- [REQUIREMENT]:
Only lines holding the word "Identify" should be copied from the material.
....
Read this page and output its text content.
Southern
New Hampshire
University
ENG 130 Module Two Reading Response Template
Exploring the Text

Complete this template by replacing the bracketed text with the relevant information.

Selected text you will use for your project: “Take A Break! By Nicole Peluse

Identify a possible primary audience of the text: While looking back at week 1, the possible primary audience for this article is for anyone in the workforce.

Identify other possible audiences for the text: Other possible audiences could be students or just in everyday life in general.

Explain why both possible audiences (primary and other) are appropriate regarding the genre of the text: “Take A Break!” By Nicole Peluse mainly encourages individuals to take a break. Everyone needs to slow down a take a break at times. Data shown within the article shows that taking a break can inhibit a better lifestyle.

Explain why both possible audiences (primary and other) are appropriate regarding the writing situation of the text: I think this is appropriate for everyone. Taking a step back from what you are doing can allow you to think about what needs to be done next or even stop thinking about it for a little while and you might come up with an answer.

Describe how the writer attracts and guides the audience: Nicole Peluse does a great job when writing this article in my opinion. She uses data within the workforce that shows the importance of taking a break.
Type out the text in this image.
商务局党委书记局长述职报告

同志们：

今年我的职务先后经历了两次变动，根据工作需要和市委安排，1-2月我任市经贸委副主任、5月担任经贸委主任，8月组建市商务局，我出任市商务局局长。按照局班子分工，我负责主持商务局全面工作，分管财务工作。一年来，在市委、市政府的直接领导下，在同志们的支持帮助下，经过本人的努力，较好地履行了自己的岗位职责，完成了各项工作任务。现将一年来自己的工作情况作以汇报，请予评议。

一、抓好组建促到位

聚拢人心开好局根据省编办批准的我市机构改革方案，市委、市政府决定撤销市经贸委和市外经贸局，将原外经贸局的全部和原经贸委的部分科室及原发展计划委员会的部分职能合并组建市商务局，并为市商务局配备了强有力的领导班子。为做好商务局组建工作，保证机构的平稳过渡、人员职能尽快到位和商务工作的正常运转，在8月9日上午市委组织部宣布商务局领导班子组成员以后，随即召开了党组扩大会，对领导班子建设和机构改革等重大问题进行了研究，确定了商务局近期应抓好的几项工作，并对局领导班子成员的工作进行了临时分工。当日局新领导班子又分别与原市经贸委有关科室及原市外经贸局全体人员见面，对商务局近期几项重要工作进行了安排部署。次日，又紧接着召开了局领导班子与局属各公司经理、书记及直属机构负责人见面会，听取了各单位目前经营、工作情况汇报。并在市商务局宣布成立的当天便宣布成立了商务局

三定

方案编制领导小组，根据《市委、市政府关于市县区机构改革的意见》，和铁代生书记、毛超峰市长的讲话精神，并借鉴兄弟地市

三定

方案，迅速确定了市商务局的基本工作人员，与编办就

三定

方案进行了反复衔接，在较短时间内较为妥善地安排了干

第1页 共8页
....
- [ANSWER TO THE EXERCISE]:
Identify a possible primary audience of the text: While looking back at week 1, the possible primary audience for this article is for anyone in the workforce.
Identify other possible audiences for the text: Other possible audiences could be students or just in everyday life in general.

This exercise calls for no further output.